## [Directions]
Compute how many lines in the entries below contain "Median", and output nothing but the number.

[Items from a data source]
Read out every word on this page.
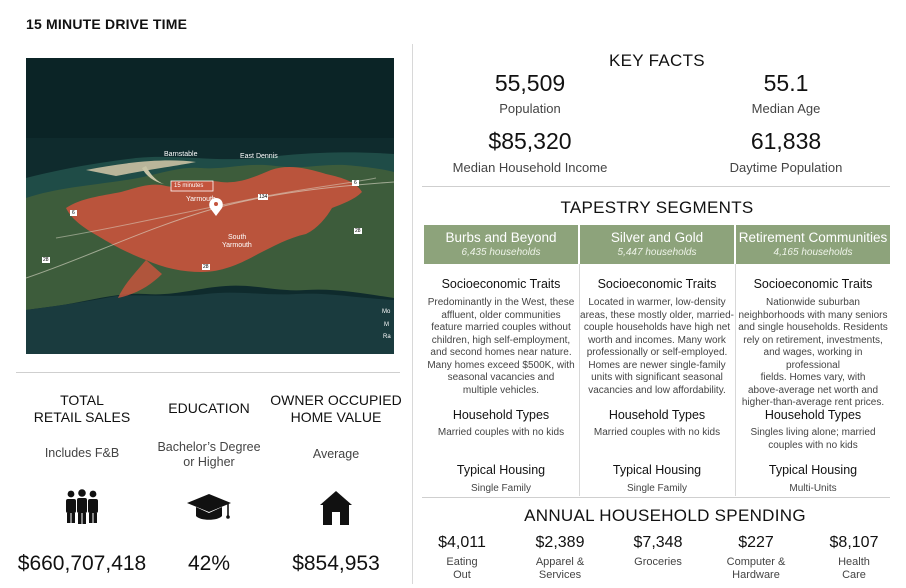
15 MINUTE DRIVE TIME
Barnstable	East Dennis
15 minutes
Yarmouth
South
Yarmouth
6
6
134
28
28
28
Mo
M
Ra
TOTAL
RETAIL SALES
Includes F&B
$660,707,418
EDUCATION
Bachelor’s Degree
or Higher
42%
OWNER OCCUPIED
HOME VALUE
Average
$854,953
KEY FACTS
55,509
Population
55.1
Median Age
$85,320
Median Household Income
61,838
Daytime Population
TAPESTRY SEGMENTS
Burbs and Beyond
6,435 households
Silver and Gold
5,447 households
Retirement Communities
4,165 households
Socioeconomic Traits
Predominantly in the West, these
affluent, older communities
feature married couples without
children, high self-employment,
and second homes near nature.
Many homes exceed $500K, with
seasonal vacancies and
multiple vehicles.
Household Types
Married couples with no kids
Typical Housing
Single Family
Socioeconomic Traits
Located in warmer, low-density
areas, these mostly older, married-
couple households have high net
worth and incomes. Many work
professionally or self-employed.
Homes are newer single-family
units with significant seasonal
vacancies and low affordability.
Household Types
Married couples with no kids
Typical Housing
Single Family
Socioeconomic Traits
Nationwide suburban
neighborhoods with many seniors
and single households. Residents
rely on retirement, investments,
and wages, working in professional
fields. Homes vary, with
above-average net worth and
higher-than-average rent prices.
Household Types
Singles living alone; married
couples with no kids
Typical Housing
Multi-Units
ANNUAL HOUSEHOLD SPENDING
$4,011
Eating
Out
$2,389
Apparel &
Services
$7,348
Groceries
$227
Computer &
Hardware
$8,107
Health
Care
---
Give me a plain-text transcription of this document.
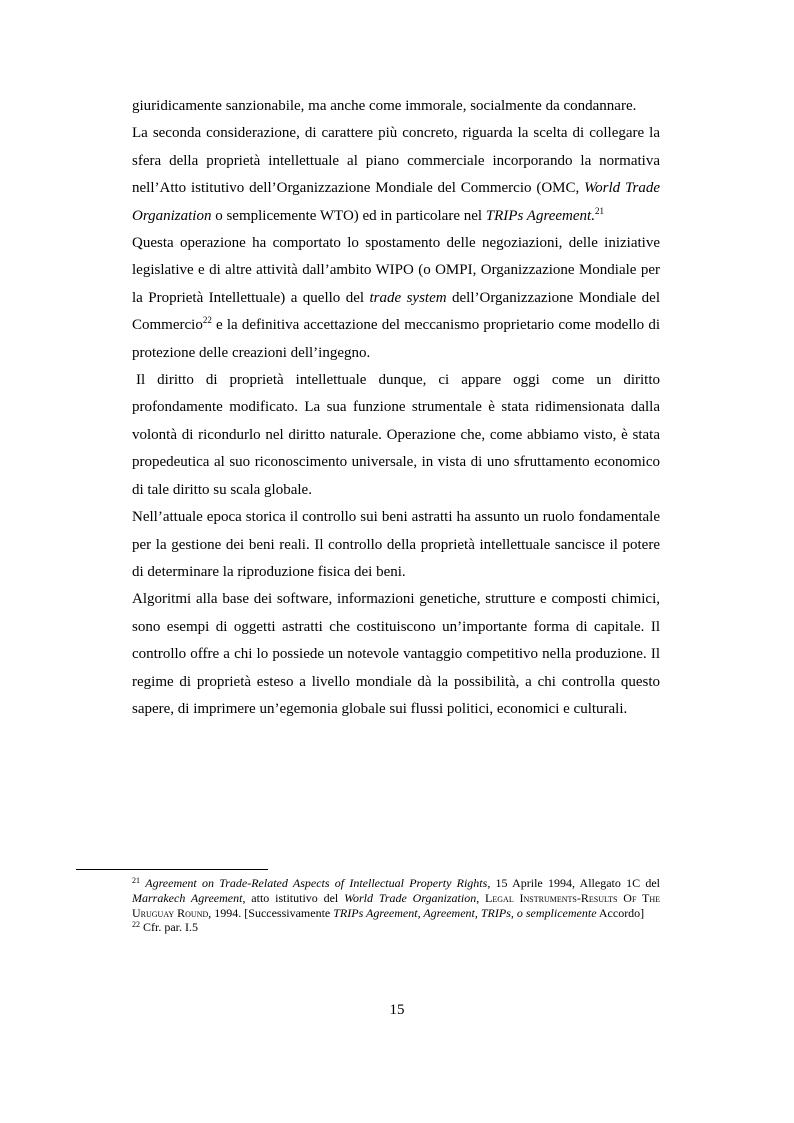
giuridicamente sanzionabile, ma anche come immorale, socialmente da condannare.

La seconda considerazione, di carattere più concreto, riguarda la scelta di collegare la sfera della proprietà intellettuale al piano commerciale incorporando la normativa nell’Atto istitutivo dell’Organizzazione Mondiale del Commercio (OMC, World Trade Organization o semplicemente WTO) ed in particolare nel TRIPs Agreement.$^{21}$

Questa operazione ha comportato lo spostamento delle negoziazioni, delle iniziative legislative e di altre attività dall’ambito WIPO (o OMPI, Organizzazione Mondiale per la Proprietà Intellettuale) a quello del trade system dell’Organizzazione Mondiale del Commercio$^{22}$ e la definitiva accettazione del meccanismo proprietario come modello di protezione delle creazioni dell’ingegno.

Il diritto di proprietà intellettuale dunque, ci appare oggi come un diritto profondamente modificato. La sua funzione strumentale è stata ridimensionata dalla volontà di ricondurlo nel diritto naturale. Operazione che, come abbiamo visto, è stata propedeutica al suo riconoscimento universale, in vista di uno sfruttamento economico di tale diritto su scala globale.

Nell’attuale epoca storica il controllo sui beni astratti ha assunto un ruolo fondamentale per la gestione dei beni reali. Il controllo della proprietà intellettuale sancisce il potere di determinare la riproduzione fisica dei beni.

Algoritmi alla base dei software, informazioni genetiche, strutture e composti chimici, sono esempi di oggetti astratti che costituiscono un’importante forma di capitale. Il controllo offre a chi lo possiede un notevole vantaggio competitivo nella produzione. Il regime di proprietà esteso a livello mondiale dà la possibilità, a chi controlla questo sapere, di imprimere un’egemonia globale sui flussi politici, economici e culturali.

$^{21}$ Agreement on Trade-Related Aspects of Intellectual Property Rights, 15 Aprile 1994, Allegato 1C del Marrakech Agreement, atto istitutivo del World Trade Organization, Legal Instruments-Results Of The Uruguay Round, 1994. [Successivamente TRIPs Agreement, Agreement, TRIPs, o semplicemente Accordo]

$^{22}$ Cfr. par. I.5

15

## [In response]
2